### SUPPLIED DATA
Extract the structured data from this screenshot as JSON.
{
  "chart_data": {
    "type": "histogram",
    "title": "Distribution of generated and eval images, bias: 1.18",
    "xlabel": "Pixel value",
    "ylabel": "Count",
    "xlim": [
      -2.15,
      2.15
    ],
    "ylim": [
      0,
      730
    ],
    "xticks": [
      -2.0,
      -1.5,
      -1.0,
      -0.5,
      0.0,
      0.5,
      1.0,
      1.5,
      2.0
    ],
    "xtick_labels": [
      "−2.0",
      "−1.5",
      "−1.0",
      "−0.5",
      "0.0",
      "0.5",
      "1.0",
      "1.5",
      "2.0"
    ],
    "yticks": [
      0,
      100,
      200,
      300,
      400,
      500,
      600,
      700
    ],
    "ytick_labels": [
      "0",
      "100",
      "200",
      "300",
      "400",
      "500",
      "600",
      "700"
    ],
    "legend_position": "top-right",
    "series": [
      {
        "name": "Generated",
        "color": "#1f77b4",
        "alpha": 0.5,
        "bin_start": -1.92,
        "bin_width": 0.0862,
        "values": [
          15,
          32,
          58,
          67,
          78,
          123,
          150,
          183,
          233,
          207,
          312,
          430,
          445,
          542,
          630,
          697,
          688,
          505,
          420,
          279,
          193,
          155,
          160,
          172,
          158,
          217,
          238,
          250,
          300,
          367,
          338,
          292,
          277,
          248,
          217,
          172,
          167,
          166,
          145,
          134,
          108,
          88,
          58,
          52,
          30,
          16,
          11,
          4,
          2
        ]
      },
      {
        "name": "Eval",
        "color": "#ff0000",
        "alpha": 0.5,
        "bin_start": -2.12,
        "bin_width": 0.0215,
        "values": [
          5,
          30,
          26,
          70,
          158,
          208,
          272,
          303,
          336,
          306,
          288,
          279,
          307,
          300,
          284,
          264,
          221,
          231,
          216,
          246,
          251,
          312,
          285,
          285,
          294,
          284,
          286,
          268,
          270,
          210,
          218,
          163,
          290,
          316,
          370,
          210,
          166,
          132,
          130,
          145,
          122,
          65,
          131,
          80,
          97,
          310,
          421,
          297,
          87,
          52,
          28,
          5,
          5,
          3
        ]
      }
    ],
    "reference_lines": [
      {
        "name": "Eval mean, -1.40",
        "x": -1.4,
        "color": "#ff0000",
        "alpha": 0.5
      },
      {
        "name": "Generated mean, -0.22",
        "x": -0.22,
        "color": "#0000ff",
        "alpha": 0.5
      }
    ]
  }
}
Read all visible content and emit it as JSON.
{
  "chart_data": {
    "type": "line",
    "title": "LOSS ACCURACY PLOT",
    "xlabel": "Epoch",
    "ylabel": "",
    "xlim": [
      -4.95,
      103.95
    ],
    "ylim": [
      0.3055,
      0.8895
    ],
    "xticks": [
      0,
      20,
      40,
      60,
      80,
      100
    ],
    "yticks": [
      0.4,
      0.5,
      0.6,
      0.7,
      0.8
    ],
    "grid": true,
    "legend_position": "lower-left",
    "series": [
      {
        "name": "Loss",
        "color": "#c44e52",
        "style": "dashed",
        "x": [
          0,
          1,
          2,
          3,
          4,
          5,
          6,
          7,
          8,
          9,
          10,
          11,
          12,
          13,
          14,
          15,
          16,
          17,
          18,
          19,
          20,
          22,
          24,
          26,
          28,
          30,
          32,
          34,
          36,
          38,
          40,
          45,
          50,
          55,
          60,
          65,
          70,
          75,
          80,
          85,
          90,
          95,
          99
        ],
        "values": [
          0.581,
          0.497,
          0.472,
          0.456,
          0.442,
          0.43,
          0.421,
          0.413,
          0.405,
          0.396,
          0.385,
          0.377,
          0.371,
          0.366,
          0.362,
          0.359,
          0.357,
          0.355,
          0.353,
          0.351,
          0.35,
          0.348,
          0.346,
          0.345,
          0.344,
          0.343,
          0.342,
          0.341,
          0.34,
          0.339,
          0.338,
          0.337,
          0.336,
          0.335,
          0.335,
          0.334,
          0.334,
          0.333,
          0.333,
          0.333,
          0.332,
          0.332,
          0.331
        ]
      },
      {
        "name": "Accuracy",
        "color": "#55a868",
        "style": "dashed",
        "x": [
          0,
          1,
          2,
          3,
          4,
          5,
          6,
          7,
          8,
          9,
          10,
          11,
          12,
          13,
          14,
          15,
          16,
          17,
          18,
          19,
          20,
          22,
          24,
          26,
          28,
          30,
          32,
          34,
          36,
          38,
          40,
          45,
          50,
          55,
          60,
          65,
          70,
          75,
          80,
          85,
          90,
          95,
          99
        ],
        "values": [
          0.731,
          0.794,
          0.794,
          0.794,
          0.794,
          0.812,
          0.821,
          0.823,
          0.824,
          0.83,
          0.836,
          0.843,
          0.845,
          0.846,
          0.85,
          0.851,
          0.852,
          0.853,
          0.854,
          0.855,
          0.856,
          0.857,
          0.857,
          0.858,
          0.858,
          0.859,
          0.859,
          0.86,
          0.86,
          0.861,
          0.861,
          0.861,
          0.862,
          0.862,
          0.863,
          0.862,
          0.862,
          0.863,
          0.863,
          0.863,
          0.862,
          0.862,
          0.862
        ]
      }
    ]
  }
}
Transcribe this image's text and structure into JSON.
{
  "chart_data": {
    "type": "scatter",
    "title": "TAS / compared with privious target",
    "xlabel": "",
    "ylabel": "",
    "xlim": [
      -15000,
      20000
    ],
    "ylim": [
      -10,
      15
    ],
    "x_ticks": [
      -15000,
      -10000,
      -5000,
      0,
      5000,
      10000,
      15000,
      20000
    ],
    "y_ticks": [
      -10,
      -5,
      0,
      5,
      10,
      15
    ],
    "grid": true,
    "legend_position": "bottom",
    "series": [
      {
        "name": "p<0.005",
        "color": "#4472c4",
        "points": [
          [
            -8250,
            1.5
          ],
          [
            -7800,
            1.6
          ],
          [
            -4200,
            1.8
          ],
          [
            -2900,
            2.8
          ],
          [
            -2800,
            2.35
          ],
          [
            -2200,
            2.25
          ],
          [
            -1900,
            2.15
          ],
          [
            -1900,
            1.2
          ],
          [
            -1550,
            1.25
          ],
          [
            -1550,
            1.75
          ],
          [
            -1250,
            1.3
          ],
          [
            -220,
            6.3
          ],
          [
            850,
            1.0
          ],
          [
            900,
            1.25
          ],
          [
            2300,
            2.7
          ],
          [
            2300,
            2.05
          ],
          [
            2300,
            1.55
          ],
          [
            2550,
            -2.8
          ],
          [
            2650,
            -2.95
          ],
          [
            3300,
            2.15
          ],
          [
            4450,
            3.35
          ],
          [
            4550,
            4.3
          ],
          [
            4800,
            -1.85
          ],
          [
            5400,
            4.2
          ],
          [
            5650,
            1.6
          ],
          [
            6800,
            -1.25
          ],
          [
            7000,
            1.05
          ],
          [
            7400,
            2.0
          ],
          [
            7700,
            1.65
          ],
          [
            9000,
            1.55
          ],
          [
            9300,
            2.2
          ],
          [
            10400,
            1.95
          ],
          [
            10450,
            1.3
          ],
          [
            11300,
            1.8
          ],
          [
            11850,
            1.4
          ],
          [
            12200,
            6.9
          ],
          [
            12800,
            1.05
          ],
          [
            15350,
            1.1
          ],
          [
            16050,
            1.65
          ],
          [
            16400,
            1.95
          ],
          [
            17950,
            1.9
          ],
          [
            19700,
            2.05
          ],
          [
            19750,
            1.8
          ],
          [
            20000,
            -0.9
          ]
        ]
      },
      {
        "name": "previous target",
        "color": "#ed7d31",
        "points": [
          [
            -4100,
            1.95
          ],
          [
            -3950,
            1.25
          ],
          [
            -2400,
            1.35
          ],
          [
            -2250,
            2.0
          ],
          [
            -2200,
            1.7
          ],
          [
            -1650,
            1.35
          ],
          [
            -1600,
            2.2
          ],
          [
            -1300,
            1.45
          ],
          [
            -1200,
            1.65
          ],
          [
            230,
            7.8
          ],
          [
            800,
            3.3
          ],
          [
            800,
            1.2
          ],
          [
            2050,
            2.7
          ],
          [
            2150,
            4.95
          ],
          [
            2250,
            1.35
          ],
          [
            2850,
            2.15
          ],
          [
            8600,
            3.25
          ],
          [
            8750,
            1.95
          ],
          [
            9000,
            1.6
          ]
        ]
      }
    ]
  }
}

### TASK DETAILS
Work out the number of lines above that include the string "this" and write only that number.

### TASK ANSWER
2